**WHAT THE TASK ASKS:**
Transcribe the material verbatim in full; the pictures do not belong in the copy.

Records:
--- --- ---

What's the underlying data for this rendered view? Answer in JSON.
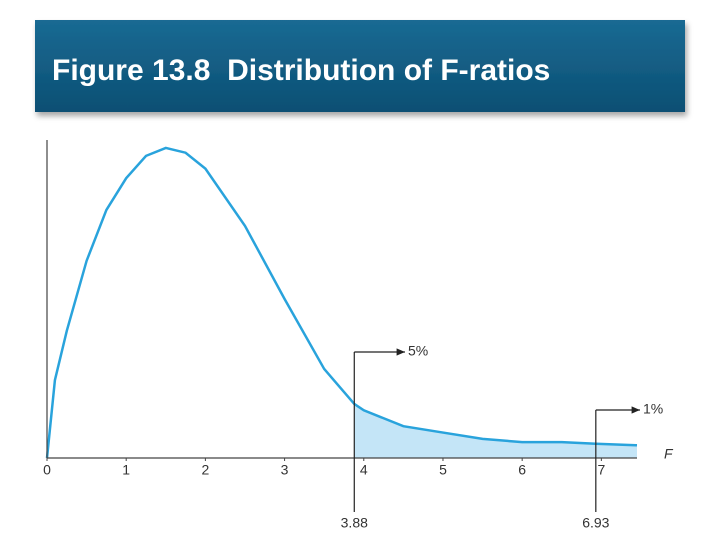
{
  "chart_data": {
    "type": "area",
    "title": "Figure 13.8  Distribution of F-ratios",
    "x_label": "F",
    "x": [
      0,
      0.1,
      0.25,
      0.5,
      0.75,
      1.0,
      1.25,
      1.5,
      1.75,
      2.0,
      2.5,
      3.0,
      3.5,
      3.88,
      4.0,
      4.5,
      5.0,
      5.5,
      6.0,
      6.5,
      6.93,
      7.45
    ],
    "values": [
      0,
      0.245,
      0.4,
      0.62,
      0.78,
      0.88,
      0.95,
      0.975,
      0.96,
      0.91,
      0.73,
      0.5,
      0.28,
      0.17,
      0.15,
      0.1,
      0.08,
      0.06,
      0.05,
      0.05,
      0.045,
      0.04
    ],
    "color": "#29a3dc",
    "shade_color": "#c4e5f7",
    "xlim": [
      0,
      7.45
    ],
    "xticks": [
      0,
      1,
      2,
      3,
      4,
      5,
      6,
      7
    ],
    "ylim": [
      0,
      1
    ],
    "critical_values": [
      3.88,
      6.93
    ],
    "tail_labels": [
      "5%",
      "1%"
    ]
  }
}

--- --- ---

**TASK RESULT:**
What's the underlying data for this rendered view? Answer in JSON.
{
  "chart_data": {
    "type": "area",
    "title": "Figure 13.8  Distribution of F-ratios",
    "x_label": "F",
    "x": [
      0,
      0.1,
      0.25,
      0.5,
      0.75,
      1.0,
      1.25,
      1.5,
      1.75,
      2.0,
      2.5,
      3.0,
      3.5,
      3.88,
      4.0,
      4.5,
      5.0,
      5.5,
      6.0,
      6.5,
      6.93,
      7.45
    ],
    "values": [
      0,
      0.245,
      0.4,
      0.62,
      0.78,
      0.88,
      0.95,
      0.975,
      0.96,
      0.91,
      0.73,
      0.5,
      0.28,
      0.17,
      0.15,
      0.1,
      0.08,
      0.06,
      0.05,
      0.05,
      0.045,
      0.04
    ],
    "color": "#29a3dc",
    "shade_color": "#c4e5f7",
    "xlim": [
      0,
      7.45
    ],
    "xticks": [
      0,
      1,
      2,
      3,
      4,
      5,
      6,
      7
    ],
    "ylim": [
      0,
      1
    ],
    "critical_values": [
      3.88,
      6.93
    ],
    "tail_labels": [
      "5%",
      "1%"
    ]
  }
}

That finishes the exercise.